## Start DATA IN THIS EXERCISE
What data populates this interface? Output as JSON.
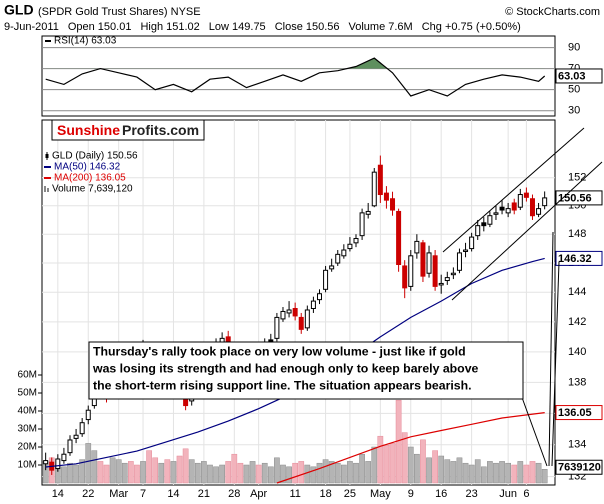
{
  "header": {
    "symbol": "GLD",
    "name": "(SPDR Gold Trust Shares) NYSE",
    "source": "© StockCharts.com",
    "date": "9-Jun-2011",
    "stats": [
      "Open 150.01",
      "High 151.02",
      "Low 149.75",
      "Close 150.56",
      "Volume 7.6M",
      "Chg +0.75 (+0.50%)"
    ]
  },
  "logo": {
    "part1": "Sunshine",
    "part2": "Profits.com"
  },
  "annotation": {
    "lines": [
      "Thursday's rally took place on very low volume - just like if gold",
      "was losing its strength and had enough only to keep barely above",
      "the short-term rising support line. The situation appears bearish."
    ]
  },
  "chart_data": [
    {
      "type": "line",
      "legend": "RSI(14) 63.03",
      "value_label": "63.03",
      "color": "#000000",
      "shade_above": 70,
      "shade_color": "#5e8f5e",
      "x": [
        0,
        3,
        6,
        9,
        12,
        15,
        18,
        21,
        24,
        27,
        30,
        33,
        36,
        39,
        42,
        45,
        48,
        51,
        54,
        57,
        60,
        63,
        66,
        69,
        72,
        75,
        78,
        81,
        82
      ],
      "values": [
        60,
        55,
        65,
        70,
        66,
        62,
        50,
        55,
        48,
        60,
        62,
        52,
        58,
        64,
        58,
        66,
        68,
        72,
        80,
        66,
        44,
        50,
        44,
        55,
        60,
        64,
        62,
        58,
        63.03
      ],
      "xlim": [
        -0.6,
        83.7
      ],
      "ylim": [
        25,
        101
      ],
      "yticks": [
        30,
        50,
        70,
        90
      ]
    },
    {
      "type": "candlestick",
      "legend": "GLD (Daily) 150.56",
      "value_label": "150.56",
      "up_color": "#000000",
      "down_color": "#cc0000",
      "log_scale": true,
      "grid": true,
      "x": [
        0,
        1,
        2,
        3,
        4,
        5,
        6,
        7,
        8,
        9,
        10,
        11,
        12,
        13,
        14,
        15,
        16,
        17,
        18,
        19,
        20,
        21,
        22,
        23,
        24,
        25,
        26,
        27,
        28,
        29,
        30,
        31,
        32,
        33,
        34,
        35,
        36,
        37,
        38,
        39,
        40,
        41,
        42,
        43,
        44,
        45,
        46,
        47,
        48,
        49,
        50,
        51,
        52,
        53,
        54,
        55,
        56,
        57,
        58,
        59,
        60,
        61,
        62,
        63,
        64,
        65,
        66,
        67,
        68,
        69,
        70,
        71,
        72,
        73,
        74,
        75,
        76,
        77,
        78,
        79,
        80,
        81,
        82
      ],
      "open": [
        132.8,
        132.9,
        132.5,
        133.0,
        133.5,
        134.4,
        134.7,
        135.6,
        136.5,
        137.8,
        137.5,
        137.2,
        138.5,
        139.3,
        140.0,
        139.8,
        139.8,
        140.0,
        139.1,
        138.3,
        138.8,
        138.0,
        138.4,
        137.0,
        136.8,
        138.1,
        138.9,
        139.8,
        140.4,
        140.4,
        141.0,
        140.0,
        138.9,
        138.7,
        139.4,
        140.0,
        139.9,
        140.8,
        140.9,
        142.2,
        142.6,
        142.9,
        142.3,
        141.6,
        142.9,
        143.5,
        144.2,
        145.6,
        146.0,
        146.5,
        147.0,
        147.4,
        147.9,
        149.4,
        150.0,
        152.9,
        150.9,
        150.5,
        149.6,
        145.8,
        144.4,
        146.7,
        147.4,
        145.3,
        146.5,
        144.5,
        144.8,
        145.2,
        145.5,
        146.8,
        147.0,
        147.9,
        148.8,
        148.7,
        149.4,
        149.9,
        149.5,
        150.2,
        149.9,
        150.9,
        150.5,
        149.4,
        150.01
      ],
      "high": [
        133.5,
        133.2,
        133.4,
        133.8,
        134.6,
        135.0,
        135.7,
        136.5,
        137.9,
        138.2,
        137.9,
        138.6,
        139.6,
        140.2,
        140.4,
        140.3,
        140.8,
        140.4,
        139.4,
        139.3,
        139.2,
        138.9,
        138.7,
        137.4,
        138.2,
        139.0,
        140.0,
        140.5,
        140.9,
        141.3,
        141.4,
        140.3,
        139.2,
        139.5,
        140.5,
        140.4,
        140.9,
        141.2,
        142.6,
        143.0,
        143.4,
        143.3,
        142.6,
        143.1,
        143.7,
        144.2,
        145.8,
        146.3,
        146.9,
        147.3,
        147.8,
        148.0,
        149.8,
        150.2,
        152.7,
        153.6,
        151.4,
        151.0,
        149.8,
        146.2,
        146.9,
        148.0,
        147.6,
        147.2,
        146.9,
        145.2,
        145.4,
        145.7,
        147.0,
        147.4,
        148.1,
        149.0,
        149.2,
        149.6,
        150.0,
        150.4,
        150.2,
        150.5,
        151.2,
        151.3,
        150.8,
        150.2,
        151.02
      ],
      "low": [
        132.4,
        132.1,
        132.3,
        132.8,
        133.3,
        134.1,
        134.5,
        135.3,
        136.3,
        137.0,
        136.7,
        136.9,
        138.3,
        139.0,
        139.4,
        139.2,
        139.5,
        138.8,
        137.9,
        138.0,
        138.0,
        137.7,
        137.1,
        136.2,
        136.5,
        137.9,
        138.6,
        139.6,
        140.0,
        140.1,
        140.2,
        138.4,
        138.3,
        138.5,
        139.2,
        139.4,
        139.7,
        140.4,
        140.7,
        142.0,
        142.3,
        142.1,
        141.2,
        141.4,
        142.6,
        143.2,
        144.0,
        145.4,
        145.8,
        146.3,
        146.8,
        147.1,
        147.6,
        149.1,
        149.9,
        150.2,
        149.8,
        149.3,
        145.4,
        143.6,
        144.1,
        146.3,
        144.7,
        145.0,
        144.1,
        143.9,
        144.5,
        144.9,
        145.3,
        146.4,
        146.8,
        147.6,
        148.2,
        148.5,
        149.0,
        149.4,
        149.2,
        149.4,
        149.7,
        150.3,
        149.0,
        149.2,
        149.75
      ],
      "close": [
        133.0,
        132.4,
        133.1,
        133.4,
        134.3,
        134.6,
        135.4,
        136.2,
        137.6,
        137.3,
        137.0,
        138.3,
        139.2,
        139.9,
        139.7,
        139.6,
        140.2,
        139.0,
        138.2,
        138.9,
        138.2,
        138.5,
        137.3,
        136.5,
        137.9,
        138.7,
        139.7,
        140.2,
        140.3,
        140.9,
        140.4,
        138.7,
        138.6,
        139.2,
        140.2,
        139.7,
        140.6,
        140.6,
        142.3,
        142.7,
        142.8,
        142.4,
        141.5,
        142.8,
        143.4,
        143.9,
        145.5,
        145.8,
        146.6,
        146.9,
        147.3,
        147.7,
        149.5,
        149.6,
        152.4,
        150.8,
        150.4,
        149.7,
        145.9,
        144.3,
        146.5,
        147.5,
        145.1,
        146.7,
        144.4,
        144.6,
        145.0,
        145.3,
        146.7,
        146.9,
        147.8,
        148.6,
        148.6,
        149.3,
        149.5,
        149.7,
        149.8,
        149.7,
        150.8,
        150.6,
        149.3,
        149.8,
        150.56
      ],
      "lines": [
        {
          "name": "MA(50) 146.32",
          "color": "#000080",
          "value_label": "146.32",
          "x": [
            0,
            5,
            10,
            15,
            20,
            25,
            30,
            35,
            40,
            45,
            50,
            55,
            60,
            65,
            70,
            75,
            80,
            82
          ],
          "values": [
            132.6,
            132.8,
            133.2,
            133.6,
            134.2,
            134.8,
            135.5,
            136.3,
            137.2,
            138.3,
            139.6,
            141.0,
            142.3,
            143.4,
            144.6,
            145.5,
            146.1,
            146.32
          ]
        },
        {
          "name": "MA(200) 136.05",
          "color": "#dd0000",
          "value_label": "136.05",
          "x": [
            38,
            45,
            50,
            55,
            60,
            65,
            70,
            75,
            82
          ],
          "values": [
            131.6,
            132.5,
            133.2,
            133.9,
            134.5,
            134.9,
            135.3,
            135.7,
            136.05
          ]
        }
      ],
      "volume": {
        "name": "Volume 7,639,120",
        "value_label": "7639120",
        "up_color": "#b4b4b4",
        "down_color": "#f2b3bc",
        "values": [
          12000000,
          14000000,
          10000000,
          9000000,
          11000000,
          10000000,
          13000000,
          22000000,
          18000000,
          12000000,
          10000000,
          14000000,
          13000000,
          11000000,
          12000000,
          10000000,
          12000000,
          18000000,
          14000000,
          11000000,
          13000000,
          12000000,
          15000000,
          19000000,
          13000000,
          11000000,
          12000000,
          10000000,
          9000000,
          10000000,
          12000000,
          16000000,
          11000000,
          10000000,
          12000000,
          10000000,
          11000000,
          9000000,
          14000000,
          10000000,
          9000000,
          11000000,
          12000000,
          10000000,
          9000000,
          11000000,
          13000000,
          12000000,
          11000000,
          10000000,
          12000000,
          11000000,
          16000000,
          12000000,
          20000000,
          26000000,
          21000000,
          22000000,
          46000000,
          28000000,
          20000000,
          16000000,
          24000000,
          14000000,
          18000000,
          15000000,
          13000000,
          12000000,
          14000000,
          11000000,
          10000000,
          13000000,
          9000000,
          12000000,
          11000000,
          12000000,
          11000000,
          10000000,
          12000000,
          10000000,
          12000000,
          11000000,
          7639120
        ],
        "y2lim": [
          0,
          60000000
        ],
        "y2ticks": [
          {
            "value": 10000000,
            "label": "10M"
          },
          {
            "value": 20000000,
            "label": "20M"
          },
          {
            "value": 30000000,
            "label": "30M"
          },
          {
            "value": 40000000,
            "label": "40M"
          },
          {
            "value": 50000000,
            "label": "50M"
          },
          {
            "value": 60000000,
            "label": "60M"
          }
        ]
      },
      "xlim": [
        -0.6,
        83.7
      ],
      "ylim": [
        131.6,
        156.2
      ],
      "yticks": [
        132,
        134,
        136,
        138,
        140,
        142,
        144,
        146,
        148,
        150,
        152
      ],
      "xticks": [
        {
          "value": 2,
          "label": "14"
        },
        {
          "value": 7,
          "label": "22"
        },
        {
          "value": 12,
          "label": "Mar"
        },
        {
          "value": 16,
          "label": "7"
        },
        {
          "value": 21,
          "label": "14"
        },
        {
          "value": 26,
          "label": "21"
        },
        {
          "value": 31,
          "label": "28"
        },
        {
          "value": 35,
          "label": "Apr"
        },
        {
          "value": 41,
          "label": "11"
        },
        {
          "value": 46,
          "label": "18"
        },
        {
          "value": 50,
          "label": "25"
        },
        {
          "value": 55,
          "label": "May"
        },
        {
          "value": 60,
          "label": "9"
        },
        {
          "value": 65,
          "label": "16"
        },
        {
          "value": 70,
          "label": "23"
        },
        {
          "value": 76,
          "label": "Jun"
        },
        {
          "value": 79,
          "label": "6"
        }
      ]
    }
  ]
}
## End DATA IN THIS EXERCISE
# [SET PROBLEM]
Return every line above that contains the word "legend".

# [ANSWER TO THE EXERCISE]
      "legend": "RSI(14) 63.03",
      "legend": "GLD (Daily) 150.56",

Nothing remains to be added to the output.